Instruction – Identify every line in the records below that contains the word "Annual", and copy each of those lines.

++++

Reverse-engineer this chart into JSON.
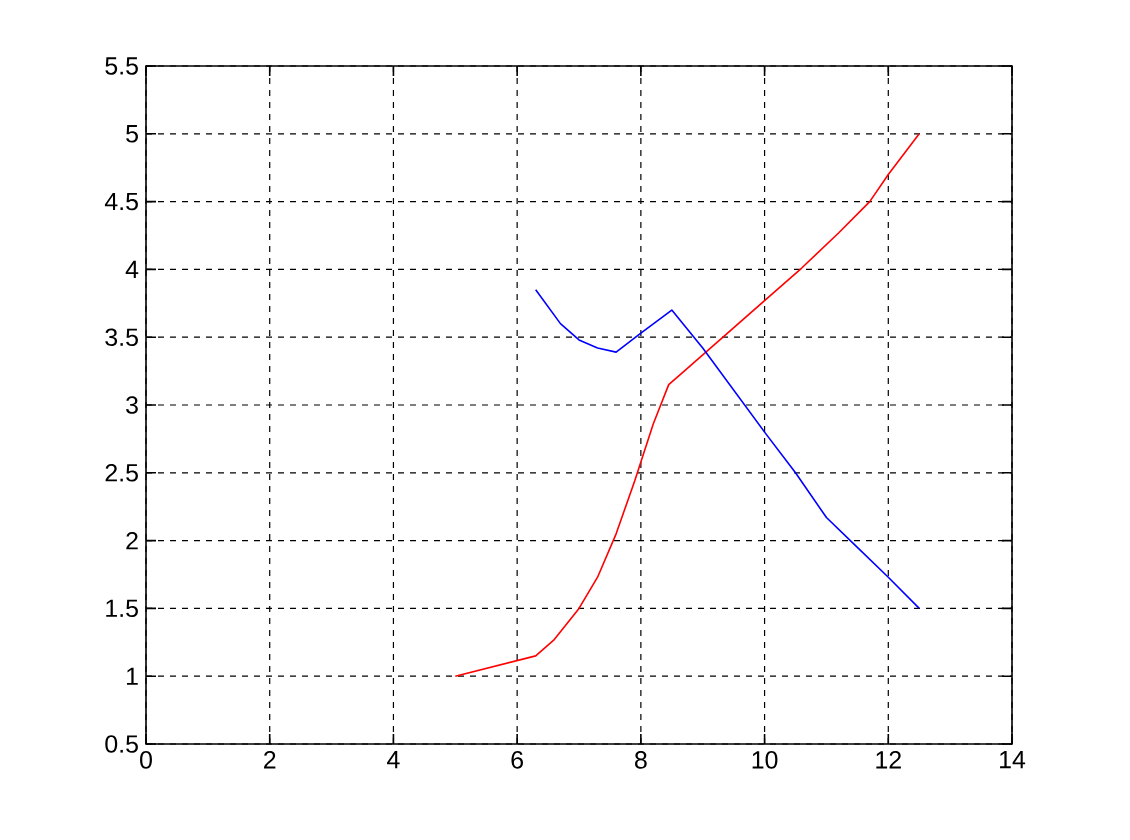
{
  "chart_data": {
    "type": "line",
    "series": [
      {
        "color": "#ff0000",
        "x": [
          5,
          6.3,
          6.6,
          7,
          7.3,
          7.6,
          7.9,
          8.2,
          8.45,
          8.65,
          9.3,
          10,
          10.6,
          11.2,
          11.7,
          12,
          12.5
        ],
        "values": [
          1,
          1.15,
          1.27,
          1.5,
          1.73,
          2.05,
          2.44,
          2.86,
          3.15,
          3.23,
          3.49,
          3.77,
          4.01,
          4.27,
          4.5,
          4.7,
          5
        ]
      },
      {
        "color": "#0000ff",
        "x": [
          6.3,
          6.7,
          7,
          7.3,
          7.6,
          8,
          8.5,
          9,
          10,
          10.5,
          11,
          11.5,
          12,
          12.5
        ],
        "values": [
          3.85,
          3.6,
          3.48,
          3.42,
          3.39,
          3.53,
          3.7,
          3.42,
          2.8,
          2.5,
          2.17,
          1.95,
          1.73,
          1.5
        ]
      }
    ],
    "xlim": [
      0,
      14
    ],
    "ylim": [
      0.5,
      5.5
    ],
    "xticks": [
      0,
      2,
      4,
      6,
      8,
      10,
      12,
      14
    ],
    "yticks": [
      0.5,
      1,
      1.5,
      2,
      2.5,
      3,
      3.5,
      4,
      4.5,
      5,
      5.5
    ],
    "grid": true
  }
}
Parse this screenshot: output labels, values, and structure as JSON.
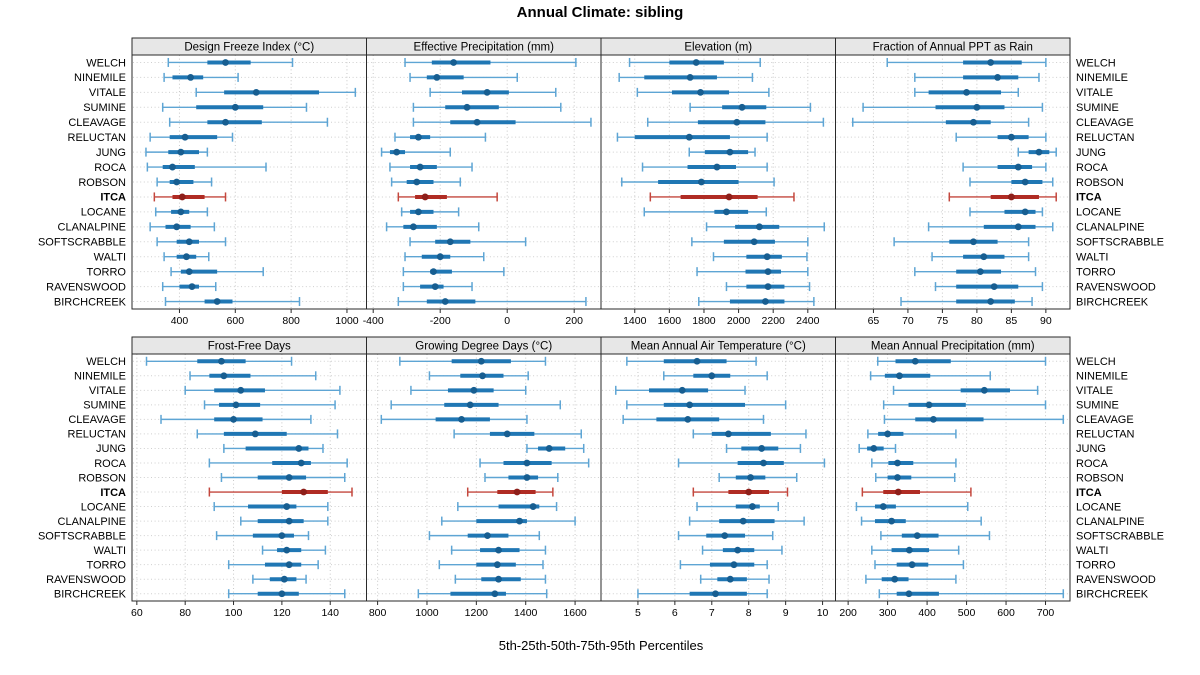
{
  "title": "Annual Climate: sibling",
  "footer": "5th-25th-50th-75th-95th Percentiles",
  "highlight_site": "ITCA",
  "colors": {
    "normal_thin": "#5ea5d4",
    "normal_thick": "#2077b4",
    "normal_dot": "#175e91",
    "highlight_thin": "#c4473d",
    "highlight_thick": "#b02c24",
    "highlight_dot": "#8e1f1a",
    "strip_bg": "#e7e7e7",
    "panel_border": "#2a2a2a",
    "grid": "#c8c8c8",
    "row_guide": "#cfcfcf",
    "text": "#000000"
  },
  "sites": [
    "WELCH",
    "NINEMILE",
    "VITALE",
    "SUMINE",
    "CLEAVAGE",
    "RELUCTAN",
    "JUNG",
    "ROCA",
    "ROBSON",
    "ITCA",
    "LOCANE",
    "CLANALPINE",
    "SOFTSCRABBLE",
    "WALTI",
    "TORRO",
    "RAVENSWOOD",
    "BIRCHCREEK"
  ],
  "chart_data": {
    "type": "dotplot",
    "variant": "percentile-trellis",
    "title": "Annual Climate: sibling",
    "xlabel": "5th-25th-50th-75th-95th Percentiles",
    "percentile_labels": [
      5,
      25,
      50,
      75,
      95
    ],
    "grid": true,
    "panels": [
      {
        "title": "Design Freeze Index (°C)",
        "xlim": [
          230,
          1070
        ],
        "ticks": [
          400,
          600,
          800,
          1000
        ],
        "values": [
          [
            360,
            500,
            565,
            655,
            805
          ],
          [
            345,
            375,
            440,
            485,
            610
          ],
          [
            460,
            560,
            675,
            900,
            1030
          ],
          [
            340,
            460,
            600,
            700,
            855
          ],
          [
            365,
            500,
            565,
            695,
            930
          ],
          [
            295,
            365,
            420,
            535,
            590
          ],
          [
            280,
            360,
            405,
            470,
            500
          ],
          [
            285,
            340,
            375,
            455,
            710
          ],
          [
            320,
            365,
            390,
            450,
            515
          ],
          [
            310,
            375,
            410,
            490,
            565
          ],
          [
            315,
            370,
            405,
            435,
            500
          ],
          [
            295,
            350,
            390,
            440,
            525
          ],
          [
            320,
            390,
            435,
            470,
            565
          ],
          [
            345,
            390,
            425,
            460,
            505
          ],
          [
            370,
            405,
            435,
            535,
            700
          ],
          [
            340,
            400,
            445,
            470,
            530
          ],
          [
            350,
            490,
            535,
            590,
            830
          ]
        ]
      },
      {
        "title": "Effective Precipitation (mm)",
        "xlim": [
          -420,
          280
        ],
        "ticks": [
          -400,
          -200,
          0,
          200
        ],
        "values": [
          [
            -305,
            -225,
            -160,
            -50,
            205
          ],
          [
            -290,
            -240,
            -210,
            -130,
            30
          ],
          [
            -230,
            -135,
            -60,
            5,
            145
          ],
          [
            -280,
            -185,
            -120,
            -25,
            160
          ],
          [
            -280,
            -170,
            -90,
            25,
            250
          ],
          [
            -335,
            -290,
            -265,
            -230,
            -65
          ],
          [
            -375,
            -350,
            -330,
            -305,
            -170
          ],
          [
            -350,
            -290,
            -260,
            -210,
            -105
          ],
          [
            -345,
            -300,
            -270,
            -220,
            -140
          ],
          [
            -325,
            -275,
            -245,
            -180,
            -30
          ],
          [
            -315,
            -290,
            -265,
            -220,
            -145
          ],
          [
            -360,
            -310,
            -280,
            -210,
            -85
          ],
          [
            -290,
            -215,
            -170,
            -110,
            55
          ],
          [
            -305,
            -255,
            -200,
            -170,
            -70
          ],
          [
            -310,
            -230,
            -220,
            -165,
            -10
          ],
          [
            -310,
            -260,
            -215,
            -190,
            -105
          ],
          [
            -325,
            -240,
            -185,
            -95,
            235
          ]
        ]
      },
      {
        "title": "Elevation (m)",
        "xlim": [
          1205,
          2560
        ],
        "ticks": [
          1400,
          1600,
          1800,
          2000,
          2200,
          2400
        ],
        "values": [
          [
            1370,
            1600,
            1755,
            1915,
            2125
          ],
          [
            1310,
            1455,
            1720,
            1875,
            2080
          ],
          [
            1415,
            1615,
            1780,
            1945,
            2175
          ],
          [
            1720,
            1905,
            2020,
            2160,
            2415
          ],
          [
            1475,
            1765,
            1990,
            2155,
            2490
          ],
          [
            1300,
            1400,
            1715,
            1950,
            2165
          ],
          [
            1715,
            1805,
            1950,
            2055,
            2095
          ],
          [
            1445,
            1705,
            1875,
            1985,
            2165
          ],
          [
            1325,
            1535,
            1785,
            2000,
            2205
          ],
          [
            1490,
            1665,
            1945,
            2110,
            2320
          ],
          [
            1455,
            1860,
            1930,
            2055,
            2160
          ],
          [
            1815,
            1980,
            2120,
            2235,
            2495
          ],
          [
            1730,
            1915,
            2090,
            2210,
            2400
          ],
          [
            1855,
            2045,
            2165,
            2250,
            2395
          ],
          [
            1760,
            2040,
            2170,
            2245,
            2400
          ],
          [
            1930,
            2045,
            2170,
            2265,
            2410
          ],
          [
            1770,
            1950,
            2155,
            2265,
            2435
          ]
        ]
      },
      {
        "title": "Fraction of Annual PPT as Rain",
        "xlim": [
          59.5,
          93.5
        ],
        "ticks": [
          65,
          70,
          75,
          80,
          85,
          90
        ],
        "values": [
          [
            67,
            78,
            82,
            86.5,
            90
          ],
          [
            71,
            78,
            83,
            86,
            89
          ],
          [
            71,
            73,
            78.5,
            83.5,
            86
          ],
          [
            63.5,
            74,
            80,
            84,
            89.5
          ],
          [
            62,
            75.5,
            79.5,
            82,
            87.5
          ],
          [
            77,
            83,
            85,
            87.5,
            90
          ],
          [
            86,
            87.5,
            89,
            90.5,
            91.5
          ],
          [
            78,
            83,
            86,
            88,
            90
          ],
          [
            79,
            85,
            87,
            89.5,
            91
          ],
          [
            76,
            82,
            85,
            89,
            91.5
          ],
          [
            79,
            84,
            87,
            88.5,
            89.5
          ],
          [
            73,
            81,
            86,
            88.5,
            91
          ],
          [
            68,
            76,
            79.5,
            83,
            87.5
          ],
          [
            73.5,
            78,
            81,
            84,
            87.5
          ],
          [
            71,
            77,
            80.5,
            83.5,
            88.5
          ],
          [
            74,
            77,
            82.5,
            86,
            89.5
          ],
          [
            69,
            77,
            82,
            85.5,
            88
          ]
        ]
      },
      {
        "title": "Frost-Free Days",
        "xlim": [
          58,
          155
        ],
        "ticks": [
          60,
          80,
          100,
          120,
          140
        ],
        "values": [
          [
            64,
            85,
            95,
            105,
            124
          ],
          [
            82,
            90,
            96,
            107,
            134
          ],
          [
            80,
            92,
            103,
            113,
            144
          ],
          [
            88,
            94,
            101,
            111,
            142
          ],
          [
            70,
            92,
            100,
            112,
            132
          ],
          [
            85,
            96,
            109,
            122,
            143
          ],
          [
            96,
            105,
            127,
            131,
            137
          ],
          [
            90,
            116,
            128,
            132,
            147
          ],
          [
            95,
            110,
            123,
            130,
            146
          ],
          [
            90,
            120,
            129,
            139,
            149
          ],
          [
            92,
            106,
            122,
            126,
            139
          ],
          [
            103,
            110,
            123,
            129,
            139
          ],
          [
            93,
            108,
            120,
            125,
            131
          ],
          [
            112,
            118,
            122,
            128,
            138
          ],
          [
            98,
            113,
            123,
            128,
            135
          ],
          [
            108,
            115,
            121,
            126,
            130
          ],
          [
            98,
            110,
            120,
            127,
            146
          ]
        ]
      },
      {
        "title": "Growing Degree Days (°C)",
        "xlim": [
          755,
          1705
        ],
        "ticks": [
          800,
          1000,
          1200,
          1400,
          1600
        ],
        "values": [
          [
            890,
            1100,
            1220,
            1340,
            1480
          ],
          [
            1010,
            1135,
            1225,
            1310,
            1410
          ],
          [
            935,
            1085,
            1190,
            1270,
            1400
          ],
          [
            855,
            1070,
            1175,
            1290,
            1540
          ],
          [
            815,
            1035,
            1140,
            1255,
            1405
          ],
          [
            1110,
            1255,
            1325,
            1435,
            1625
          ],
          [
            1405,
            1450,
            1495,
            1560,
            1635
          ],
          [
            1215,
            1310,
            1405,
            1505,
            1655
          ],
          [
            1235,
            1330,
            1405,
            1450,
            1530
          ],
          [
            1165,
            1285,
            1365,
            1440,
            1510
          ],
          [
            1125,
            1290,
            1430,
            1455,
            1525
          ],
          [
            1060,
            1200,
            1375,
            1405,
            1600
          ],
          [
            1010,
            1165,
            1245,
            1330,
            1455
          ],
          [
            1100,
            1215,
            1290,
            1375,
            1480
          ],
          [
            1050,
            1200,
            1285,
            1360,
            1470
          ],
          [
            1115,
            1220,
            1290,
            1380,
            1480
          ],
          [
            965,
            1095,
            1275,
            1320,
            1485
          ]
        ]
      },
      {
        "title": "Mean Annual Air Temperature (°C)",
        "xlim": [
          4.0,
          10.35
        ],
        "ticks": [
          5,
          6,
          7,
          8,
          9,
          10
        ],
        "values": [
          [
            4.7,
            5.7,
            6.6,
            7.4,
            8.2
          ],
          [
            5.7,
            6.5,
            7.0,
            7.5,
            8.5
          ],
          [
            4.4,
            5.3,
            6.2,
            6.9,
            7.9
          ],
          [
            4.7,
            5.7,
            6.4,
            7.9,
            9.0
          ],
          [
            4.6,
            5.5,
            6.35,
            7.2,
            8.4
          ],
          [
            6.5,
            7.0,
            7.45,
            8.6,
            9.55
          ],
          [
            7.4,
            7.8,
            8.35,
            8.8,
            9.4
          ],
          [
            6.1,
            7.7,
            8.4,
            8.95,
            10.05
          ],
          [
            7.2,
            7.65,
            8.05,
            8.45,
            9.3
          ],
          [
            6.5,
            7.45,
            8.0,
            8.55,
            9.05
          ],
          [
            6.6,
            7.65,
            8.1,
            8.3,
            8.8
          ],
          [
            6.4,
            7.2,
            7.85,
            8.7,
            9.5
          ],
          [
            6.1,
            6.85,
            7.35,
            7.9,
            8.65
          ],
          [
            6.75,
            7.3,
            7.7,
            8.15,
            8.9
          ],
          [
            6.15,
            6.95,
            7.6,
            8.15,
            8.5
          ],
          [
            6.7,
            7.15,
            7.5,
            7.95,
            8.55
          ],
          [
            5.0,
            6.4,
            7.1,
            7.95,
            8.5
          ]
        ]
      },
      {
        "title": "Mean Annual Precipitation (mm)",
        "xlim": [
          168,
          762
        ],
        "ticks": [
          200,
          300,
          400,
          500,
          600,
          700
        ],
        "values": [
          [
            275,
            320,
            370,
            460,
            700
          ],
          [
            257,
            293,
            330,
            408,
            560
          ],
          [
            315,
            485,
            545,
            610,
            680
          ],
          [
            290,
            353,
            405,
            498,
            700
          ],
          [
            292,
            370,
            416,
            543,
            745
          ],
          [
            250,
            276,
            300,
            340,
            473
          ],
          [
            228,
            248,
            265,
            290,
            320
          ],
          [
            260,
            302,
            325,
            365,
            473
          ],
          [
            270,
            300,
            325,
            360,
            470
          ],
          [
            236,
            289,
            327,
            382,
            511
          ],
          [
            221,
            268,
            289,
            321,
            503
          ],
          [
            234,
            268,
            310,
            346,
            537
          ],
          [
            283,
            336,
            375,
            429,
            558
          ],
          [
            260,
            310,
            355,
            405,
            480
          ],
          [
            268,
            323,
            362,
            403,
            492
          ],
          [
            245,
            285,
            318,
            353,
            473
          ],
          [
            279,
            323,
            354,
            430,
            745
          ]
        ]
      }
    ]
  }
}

++++

Answer for the task –
  "title": "Annual Climate: sibling",
    "title": "Annual Climate: sibling",
        "title": "Fraction of Annual PPT as Rain",
        "title": "Mean Annual Air Temperature (°C)",
        "title": "Mean Annual Precipitation (mm)",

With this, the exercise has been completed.